STATED PROBLEM: Copy each line of the listing below exactly.

** Begin EXERCISE MATERIAL **

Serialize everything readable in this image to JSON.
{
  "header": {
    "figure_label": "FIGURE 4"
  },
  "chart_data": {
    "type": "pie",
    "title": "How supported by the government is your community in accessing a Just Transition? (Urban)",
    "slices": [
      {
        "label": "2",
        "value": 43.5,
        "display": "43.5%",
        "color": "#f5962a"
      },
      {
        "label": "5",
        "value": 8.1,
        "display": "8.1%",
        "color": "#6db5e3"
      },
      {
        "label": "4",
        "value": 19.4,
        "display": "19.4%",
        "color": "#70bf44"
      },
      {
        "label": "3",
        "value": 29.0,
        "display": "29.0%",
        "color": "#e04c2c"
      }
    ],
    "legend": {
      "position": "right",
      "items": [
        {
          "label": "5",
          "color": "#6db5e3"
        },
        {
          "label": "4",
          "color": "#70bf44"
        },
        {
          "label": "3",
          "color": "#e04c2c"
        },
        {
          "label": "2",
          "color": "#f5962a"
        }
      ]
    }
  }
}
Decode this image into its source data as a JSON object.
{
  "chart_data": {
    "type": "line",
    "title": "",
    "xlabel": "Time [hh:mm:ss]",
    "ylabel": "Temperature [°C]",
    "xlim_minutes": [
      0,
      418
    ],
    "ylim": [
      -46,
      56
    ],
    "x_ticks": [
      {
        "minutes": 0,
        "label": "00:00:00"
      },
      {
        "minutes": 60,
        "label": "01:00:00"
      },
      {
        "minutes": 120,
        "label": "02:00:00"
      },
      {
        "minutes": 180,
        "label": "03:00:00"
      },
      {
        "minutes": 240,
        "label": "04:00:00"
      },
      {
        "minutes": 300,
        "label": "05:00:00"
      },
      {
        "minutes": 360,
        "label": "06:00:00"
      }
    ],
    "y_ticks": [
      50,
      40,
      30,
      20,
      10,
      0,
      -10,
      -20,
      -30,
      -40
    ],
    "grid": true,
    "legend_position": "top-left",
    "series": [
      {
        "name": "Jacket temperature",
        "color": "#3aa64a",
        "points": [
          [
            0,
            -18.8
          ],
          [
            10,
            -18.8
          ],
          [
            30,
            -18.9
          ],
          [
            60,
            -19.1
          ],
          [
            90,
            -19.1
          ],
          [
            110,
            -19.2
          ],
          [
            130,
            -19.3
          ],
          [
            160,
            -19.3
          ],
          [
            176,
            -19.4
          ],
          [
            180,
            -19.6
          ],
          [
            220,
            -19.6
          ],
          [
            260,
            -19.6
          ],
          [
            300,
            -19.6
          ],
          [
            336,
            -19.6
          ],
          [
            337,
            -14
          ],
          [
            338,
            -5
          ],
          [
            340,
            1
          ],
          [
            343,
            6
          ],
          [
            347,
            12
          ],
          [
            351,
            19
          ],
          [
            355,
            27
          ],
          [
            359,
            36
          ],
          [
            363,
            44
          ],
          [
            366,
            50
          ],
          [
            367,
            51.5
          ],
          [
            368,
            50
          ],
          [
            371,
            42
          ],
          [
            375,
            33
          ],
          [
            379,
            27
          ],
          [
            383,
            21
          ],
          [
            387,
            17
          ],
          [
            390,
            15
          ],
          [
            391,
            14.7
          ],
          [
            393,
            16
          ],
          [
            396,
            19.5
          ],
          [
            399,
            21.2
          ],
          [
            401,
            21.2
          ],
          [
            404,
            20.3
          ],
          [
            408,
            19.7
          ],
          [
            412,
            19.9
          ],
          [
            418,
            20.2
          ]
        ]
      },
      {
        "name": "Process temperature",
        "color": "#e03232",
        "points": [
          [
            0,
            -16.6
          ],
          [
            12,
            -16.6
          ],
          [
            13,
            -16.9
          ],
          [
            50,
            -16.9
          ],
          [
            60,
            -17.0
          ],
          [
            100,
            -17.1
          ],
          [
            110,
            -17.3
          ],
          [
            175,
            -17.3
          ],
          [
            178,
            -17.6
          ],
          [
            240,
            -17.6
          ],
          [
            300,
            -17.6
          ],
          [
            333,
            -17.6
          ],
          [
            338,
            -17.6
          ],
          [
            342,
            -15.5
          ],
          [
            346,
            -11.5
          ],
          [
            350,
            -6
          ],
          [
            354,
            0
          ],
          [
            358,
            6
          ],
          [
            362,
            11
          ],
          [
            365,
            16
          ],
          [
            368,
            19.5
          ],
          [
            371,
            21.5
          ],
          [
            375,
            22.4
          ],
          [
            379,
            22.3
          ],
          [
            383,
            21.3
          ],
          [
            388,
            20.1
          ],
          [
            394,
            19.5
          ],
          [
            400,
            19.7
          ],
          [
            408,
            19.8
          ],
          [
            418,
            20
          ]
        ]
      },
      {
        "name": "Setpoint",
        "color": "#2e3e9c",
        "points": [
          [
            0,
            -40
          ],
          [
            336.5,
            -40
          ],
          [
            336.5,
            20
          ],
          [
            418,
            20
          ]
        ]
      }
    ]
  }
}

** End EXERCISE MATERIAL **

FINAL RESULT:
Serialize everything readable in this image to JSON.
{
  "header": {
    "figure_label": "FIGURE 4"
  },
  "chart_data": {
    "type": "pie",
    "title": "How supported by the government is your community in accessing a Just Transition? (Urban)",
    "slices": [
      {
        "label": "2",
        "value": 43.5,
        "display": "43.5%",
        "color": "#f5962a"
      },
      {
        "label": "5",
        "value": 8.1,
        "display": "8.1%",
        "color": "#6db5e3"
      },
      {
        "label": "4",
        "value": 19.4,
        "display": "19.4%",
        "color": "#70bf44"
      },
      {
        "label": "3",
        "value": 29.0,
        "display": "29.0%",
        "color": "#e04c2c"
      }
    ],
    "legend": {
      "position": "right",
      "items": [
        {
          "label": "5",
          "color": "#6db5e3"
        },
        {
          "label": "4",
          "color": "#70bf44"
        },
        {
          "label": "3",
          "color": "#e04c2c"
        },
        {
          "label": "2",
          "color": "#f5962a"
        }
      ]
    }
  }
}
Decode this image into its source data as a JSON object.
{
  "chart_data": {
    "type": "line",
    "title": "",
    "xlabel": "Time [hh:mm:ss]",
    "ylabel": "Temperature [°C]",
    "xlim_minutes": [
      0,
      418
    ],
    "ylim": [
      -46,
      56
    ],
    "x_ticks": [
      {
        "minutes": 0,
        "label": "00:00:00"
      },
      {
        "minutes": 60,
        "label": "01:00:00"
      },
      {
        "minutes": 120,
        "label": "02:00:00"
      },
      {
        "minutes": 180,
        "label": "03:00:00"
      },
      {
        "minutes": 240,
        "label": "04:00:00"
      },
      {
        "minutes": 300,
        "label": "05:00:00"
      },
      {
        "minutes": 360,
        "label": "06:00:00"
      }
    ],
    "y_ticks": [
      50,
      40,
      30,
      20,
      10,
      0,
      -10,
      -20,
      -30,
      -40
    ],
    "grid": true,
    "legend_position": "top-left",
    "series": [
      {
        "name": "Jacket temperature",
        "color": "#3aa64a",
        "points": [
          [
            0,
            -18.8
          ],
          [
            10,
            -18.8
          ],
          [
            30,
            -18.9
          ],
          [
            60,
            -19.1
          ],
          [
            90,
            -19.1
          ],
          [
            110,
            -19.2
          ],
          [
            130,
            -19.3
          ],
          [
            160,
            -19.3
          ],
          [
            176,
            -19.4
          ],
          [
            180,
            -19.6
          ],
          [
            220,
            -19.6
          ],
          [
            260,
            -19.6
          ],
          [
            300,
            -19.6
          ],
          [
            336,
            -19.6
          ],
          [
            337,
            -14
          ],
          [
            338,
            -5
          ],
          [
            340,
            1
          ],
          [
            343,
            6
          ],
          [
            347,
            12
          ],
          [
            351,
            19
          ],
          [
            355,
            27
          ],
          [
            359,
            36
          ],
          [
            363,
            44
          ],
          [
            366,
            50
          ],
          [
            367,
            51.5
          ],
          [
            368,
            50
          ],
          [
            371,
            42
          ],
          [
            375,
            33
          ],
          [
            379,
            27
          ],
          [
            383,
            21
          ],
          [
            387,
            17
          ],
          [
            390,
            15
          ],
          [
            391,
            14.7
          ],
          [
            393,
            16
          ],
          [
            396,
            19.5
          ],
          [
            399,
            21.2
          ],
          [
            401,
            21.2
          ],
          [
            404,
            20.3
          ],
          [
            408,
            19.7
          ],
          [
            412,
            19.9
          ],
          [
            418,
            20.2
          ]
        ]
      },
      {
        "name": "Process temperature",
        "color": "#e03232",
        "points": [
          [
            0,
            -16.6
          ],
          [
            12,
            -16.6
          ],
          [
            13,
            -16.9
          ],
          [
            50,
            -16.9
          ],
          [
            60,
            -17.0
          ],
          [
            100,
            -17.1
          ],
          [
            110,
            -17.3
          ],
          [
            175,
            -17.3
          ],
          [
            178,
            -17.6
          ],
          [
            240,
            -17.6
          ],
          [
            300,
            -17.6
          ],
          [
            333,
            -17.6
          ],
          [
            338,
            -17.6
          ],
          [
            342,
            -15.5
          ],
          [
            346,
            -11.5
          ],
          [
            350,
            -6
          ],
          [
            354,
            0
          ],
          [
            358,
            6
          ],
          [
            362,
            11
          ],
          [
            365,
            16
          ],
          [
            368,
            19.5
          ],
          [
            371,
            21.5
          ],
          [
            375,
            22.4
          ],
          [
            379,
            22.3
          ],
          [
            383,
            21.3
          ],
          [
            388,
            20.1
          ],
          [
            394,
            19.5
          ],
          [
            400,
            19.7
          ],
          [
            408,
            19.8
          ],
          [
            418,
            20
          ]
        ]
      },
      {
        "name": "Setpoint",
        "color": "#2e3e9c",
        "points": [
          [
            0,
            -40
          ],
          [
            336.5,
            -40
          ],
          [
            336.5,
            20
          ],
          [
            418,
            20
          ]
        ]
      }
    ]
  }
}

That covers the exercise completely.